• [Dataset]
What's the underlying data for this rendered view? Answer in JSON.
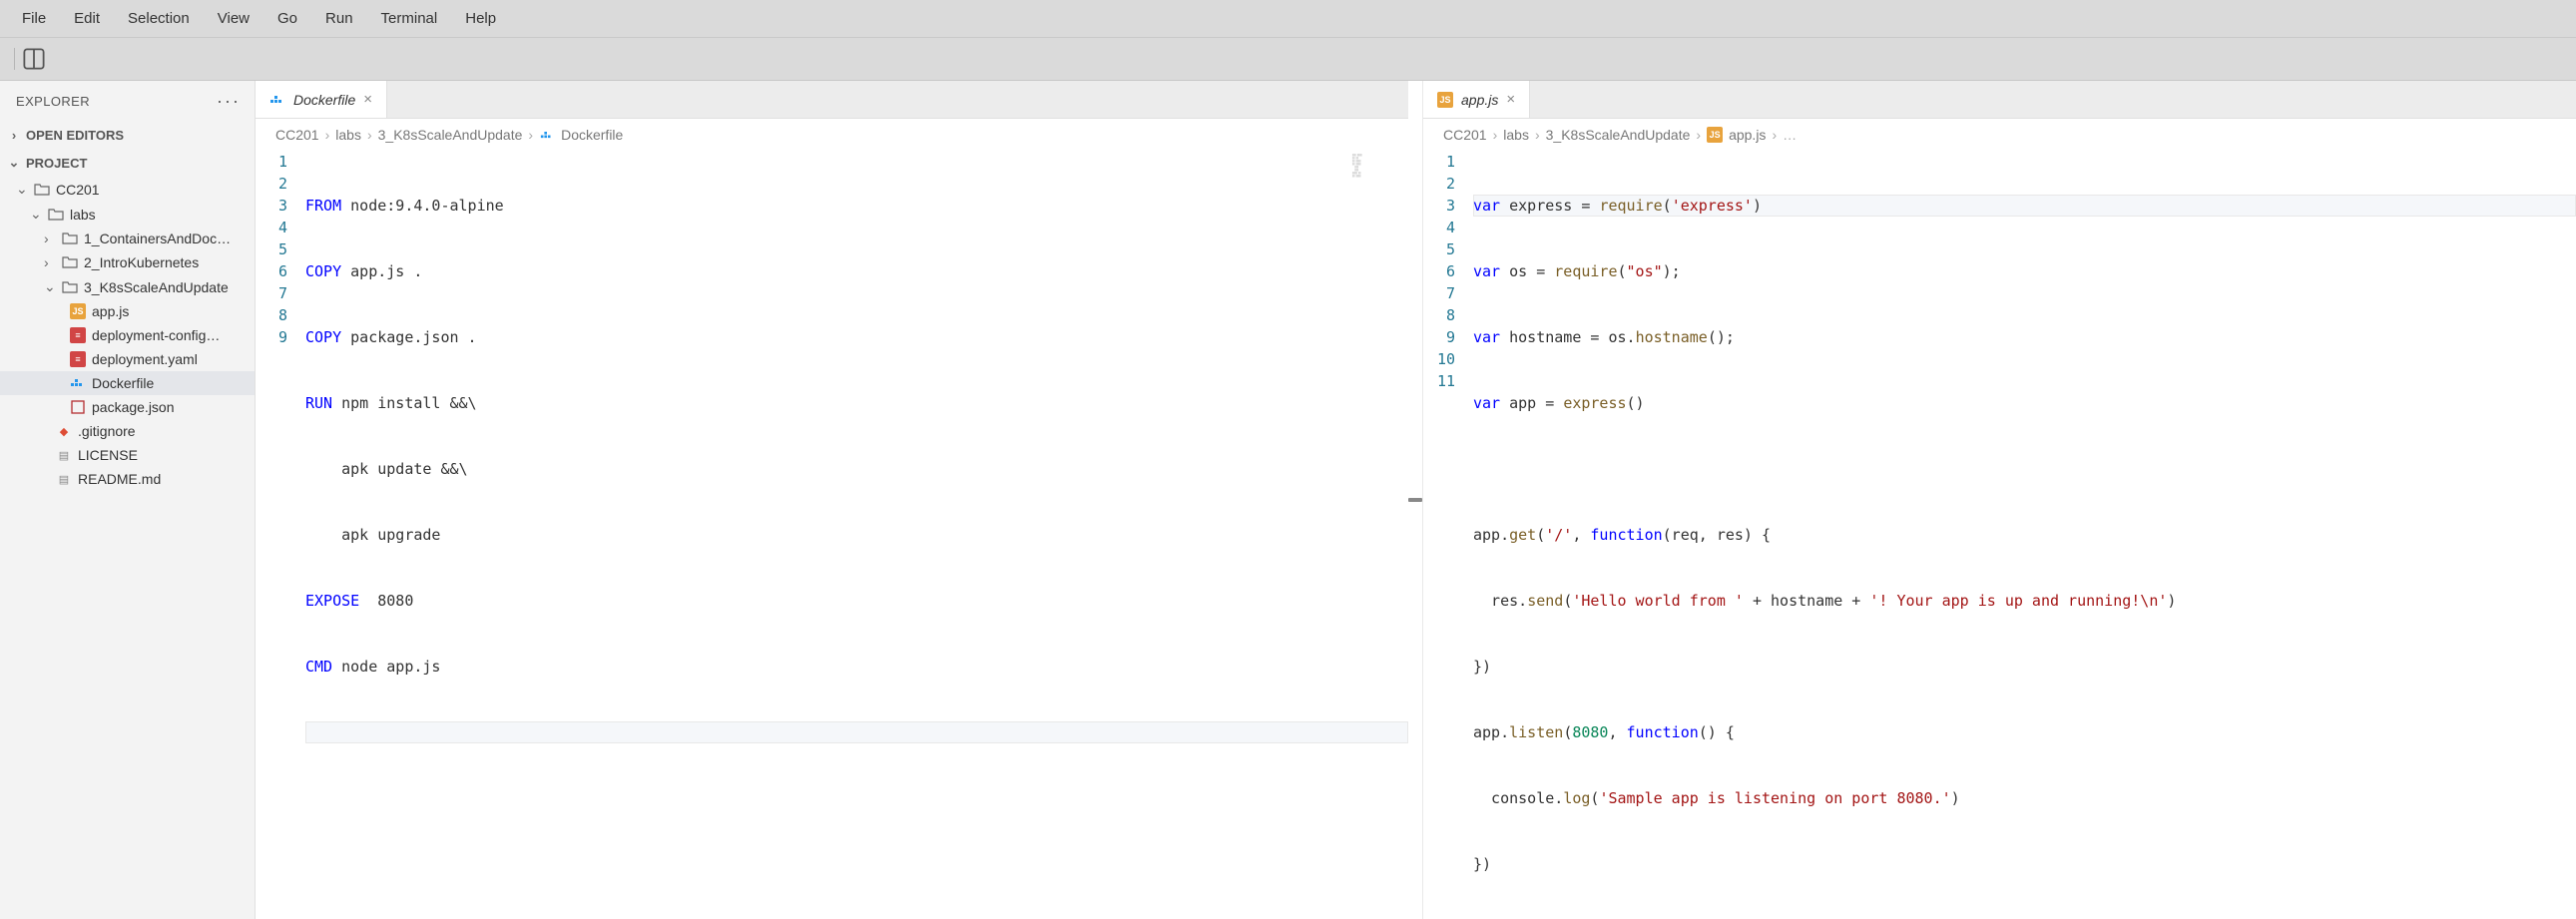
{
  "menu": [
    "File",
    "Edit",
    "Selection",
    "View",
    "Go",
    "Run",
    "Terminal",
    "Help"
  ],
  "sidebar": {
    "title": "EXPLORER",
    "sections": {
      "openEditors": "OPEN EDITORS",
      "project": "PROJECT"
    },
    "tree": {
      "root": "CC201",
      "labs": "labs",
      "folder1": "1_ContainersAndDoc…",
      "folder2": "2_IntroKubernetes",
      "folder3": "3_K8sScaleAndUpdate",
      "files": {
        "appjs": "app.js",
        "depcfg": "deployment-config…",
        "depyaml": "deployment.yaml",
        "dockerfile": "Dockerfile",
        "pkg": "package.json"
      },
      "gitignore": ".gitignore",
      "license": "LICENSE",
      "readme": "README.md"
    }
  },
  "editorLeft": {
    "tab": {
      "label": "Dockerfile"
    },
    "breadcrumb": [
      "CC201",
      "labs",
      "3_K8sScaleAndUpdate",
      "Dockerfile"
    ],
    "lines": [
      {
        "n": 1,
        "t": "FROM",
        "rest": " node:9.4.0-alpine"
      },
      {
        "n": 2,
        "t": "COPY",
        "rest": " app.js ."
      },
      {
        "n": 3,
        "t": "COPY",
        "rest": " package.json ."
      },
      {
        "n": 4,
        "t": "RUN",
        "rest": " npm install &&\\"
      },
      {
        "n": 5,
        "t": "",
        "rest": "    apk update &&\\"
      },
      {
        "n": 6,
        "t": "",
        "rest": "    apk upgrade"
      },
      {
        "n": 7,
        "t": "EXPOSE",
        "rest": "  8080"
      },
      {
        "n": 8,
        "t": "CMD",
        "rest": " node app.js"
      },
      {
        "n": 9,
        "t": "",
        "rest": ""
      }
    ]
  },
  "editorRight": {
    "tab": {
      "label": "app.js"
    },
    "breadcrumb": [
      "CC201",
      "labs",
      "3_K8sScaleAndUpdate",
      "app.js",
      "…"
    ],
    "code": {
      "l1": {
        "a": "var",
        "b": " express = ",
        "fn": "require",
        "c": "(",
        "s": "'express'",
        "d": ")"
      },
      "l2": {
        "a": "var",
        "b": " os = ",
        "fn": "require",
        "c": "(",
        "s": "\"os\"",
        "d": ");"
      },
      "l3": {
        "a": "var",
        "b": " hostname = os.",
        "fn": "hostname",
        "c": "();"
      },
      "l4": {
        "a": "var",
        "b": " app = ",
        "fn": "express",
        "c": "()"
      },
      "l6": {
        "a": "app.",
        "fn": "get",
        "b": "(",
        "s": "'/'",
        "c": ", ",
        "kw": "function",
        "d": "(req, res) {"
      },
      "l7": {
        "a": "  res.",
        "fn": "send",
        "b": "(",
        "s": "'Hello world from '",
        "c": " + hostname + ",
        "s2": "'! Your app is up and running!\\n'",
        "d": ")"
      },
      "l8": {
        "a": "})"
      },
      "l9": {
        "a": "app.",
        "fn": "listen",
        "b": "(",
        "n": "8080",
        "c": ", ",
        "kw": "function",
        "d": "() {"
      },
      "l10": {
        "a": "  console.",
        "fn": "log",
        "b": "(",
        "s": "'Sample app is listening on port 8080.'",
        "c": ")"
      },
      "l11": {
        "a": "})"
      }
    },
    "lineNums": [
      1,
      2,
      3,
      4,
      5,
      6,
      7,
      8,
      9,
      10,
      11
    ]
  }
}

• [Goal] Collect each line containing the string "Dockerfile".

• [Exercise output]
        "dockerfile": "Dockerfile",
      "label": "Dockerfile"
      "Dockerfile"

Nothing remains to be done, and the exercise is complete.